— START —

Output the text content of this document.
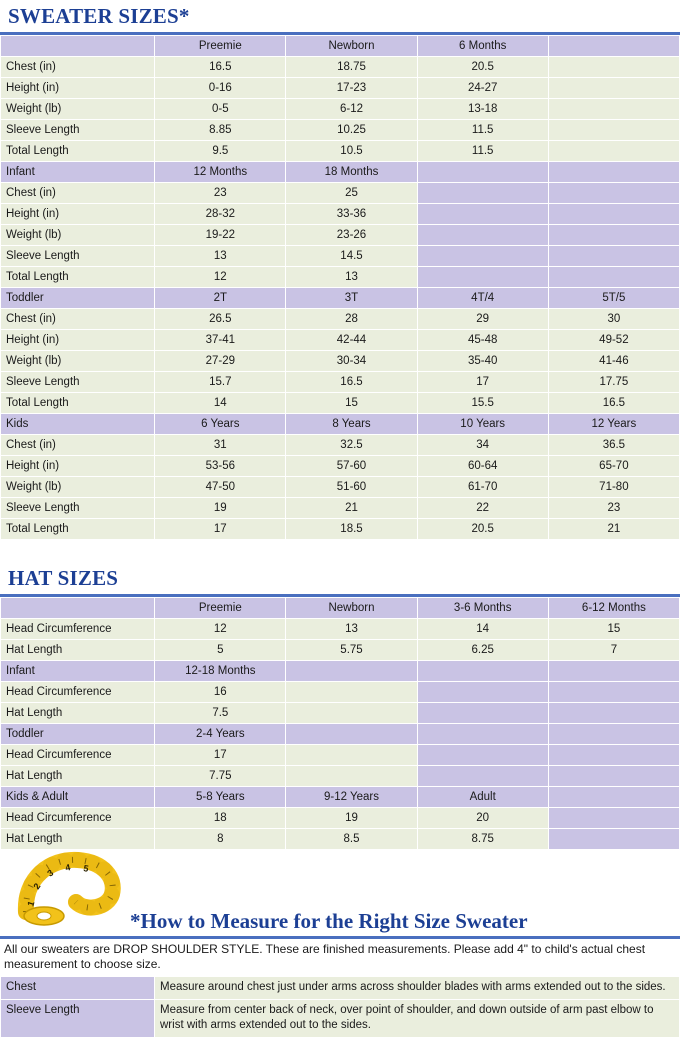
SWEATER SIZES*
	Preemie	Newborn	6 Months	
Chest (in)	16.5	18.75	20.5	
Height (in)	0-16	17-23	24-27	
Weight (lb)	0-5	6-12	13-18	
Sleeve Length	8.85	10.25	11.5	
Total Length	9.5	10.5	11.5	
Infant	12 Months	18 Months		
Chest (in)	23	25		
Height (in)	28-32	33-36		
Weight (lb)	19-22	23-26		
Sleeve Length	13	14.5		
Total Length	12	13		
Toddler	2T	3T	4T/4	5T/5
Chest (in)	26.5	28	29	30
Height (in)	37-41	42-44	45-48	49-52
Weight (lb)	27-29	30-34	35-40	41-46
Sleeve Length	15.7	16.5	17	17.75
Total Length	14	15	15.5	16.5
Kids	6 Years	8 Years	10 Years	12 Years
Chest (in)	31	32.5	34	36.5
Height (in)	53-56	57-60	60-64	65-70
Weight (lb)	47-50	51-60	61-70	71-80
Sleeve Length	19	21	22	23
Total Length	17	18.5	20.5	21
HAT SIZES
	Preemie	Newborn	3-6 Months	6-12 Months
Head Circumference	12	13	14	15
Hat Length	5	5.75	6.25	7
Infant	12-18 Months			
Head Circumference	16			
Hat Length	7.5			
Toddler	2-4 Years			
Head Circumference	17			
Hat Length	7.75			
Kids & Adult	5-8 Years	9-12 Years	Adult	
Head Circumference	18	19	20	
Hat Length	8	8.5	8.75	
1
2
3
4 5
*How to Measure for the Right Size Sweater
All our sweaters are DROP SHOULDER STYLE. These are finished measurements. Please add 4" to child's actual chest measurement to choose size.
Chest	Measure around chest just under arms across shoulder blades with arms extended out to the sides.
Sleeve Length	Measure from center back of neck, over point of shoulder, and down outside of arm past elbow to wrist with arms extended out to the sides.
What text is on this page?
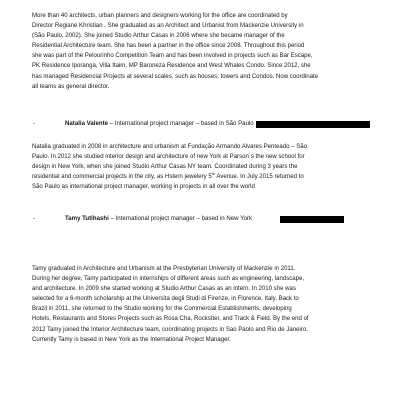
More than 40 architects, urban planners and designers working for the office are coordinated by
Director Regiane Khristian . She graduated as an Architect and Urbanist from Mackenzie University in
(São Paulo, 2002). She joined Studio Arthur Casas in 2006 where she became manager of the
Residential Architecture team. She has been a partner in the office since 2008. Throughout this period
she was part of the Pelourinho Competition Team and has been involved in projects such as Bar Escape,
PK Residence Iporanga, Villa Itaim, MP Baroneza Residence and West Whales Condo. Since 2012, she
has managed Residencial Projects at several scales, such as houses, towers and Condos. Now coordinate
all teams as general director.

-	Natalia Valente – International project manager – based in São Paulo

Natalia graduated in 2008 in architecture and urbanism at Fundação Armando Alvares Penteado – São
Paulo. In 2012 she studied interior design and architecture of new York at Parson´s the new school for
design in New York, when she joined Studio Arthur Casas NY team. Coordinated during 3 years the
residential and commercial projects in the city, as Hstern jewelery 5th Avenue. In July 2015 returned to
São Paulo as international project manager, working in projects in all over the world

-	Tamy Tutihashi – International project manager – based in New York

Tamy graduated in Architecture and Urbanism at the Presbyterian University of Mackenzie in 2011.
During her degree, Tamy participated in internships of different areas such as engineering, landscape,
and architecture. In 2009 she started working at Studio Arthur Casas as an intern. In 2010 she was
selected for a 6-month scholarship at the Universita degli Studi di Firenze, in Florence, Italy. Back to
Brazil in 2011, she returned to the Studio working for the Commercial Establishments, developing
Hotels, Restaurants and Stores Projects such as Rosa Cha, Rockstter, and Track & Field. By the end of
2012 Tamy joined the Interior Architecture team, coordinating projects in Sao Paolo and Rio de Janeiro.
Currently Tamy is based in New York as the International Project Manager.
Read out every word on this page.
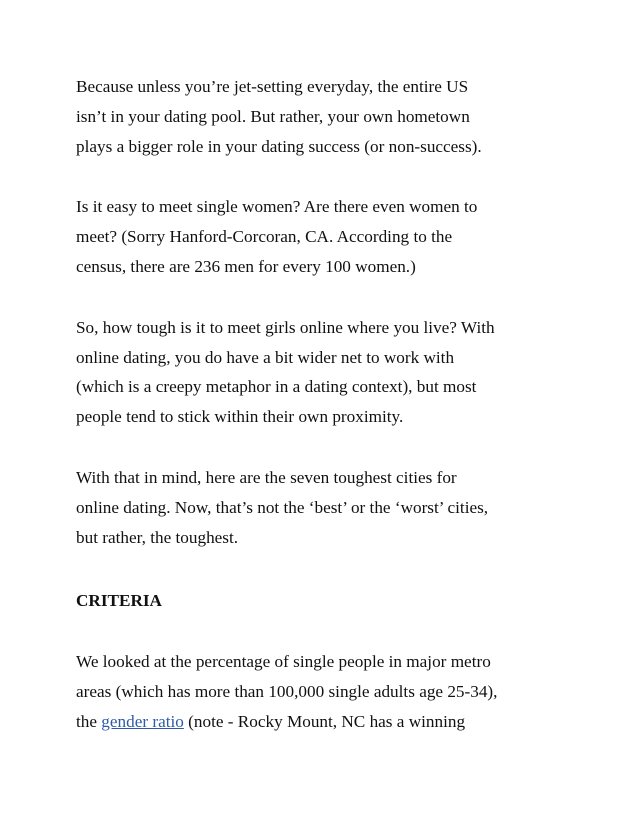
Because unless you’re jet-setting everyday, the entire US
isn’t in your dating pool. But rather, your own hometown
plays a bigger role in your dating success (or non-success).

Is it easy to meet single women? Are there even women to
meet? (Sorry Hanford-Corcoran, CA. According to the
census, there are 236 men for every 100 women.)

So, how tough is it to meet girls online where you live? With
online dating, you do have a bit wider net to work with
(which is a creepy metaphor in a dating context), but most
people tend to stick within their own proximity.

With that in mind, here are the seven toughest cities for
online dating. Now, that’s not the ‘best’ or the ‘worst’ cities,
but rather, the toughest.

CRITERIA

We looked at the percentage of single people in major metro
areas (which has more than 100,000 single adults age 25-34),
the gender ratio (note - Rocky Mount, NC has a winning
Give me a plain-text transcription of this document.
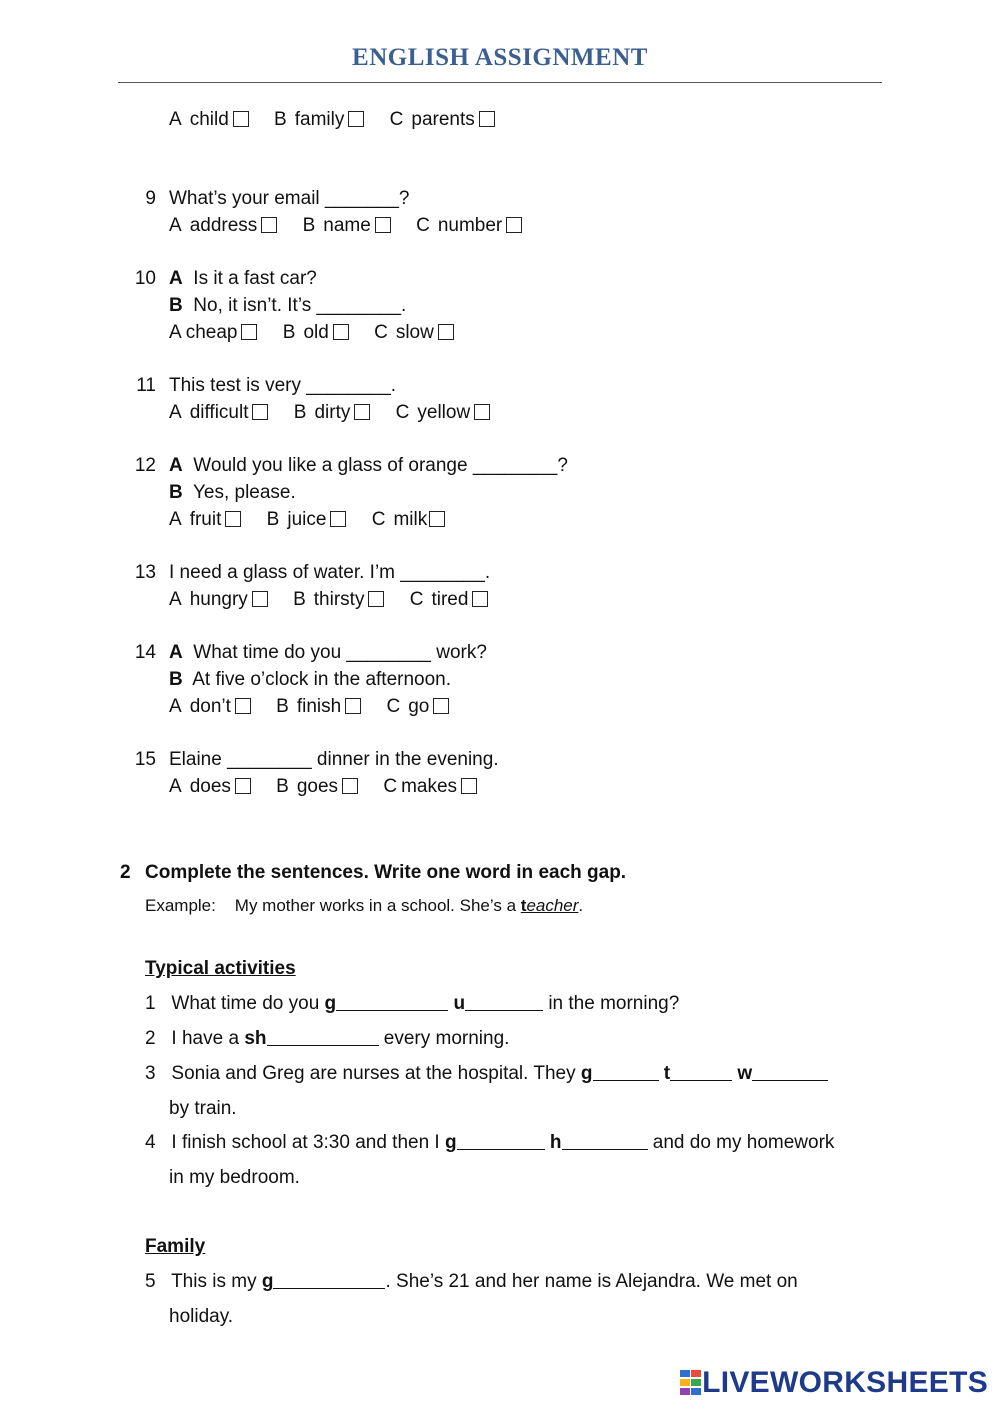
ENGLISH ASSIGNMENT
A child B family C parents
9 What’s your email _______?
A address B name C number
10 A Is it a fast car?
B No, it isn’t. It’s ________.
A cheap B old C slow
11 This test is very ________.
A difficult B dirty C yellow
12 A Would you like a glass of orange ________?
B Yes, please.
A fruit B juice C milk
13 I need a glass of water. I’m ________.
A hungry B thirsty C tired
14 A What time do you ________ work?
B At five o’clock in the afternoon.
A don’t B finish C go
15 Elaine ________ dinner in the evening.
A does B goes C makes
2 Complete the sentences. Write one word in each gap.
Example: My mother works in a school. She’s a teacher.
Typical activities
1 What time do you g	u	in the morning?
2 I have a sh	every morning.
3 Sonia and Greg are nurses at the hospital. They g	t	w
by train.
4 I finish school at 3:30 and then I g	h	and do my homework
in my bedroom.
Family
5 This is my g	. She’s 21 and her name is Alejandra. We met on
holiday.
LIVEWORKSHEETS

— END —

## Goal
All of the data above should be transcribed verbatim, with pictures omitted.

## Task result
Output the text content of this document.
SWEATER SIZES*
	Preemie	Newborn	6 Months	
Chest (in)	16.5	18.75	20.5	
Height (in)	0-16	17-23	24-27	
Weight (lb)	0-5	6-12	13-18	
Sleeve Length	8.85	10.25	11.5	
Total Length	9.5	10.5	11.5	
Infant	12 Months	18 Months		
Chest (in)	23	25		
Height (in)	28-32	33-36		
Weight (lb)	19-22	23-26		
Sleeve Length	13	14.5		
Total Length	12	13		
Toddler	2T	3T	4T/4	5T/5
Chest (in)	26.5	28	29	30
Height (in)	37-41	42-44	45-48	49-52
Weight (lb)	27-29	30-34	35-40	41-46
Sleeve Length	15.7	16.5	17	17.75
Total Length	14	15	15.5	16.5
Kids	6 Years	8 Years	10 Years	12 Years
Chest (in)	31	32.5	34	36.5
Height (in)	53-56	57-60	60-64	65-70
Weight (lb)	47-50	51-60	61-70	71-80
Sleeve Length	19	21	22	23
Total Length	17	18.5	20.5	21
HAT SIZES
	Preemie	Newborn	3-6 Months	6-12 Months
Head Circumference	12	13	14	15
Hat Length	5	5.75	6.25	7
Infant	12-18 Months			
Head Circumference	16			
Hat Length	7.5			
Toddler	2-4 Years			
Head Circumference	17			
Hat Length	7.75			
Kids & Adult	5-8 Years	9-12 Years	Adult	
Head Circumference	18	19	20	
Hat Length	8	8.5	8.75	
1
2
3
4 5
*How to Measure for the Right Size Sweater
All our sweaters are DROP SHOULDER STYLE. These are finished measurements. Please add 4" to child's actual chest measurement to choose size.
Chest	Measure around chest just under arms across shoulder blades with arms extended out to the sides.
Sleeve Length	Measure from center back of neck, over point of shoulder, and down outside of arm past elbow to wrist with arms extended out to the sides.
What text is on this page?
More than 40 architects, urban planners and designers working for the office are coordinated by
Director Regiane Khristian . She graduated as an Architect and Urbanist from Mackenzie University in
(São Paulo, 2002). She joined Studio Arthur Casas in 2006 where she became manager of the
Residential Architecture team. She has been a partner in the office since 2008. Throughout this period
she was part of the Pelourinho Competition Team and has been involved in projects such as Bar Escape,
PK Residence Iporanga, Villa Itaim, MP Baroneza Residence and West Whales Condo. Since 2012, she
has managed Residencial Projects at several scales, such as houses, towers and Condos. Now coordinate
all teams as general director.

-	Natalia Valente – International project manager – based in São Paulo

Natalia graduated in 2008 in architecture and urbanism at Fundação Armando Alvares Penteado – São
Paulo. In 2012 she studied interior design and architecture of new York at Parson´s the new school for
design in New York, when she joined Studio Arthur Casas NY team. Coordinated during 3 years the
residential and commercial projects in the city, as Hstern jewelery 5th Avenue. In July 2015 returned to
São Paulo as international project manager, working in projects in all over the world

-	Tamy Tutihashi – International project manager – based in New York

Tamy graduated in Architecture and Urbanism at the Presbyterian University of Mackenzie in 2011.
During her degree, Tamy participated in internships of different areas such as engineering, landscape,
and architecture. In 2009 she started working at Studio Arthur Casas as an intern. In 2010 she was
selected for a 6-month scholarship at the Universita degli Studi di Firenze, in Florence, Italy. Back to
Brazil in 2011, she returned to the Studio working for the Commercial Establishments, developing
Hotels, Restaurants and Stores Projects such as Rosa Cha, Rockstter, and Track & Field. By the end of
2012 Tamy joined the Interior Architecture team, coordinating projects in Sao Paolo and Rio de Janeiro.
Currently Tamy is based in New York as the International Project Manager.
Read out every word on this page.
Because unless you’re jet-setting everyday, the entire US
isn’t in your dating pool. But rather, your own hometown
plays a bigger role in your dating success (or non-success).

Is it easy to meet single women? Are there even women to
meet? (Sorry Hanford-Corcoran, CA. According to the
census, there are 236 men for every 100 women.)

So, how tough is it to meet girls online where you live? With
online dating, you do have a bit wider net to work with
(which is a creepy metaphor in a dating context), but most
people tend to stick within their own proximity.

With that in mind, here are the seven toughest cities for
online dating. Now, that’s not the ‘best’ or the ‘worst’ cities,
but rather, the toughest.

CRITERIA

We looked at the percentage of single people in major metro
areas (which has more than 100,000 single adults age 25-34),
the gender ratio (note - Rocky Mount, NC has a winning
Give me a plain-text transcription of this document.
ENGLISH ASSIGNMENT
A child B family C parents
9 What’s your email _______?
A address B name C number
10 A Is it a fast car?
B No, it isn’t. It’s ________.
A cheap B old C slow
11 This test is very ________.
A difficult B dirty C yellow
12 A Would you like a glass of orange ________?
B Yes, please.
A fruit B juice C milk
13 I need a glass of water. I’m ________.
A hungry B thirsty C tired
14 A What time do you ________ work?
B At five o’clock in the afternoon.
A don’t B finish C go
15 Elaine ________ dinner in the evening.
A does B goes C makes
2 Complete the sentences. Write one word in each gap.
Example: My mother works in a school. She’s a teacher.
Typical activities
1 What time do you g	u	in the morning?
2 I have a sh	every morning.
3 Sonia and Greg are nurses at the hospital. They g	t	w
by train.
4 I finish school at 3:30 and then I g	h	and do my homework
in my bedroom.
Family
5 This is my g	. She’s 21 and her name is Alejandra. We met on
holiday.
LIVEWORKSHEETS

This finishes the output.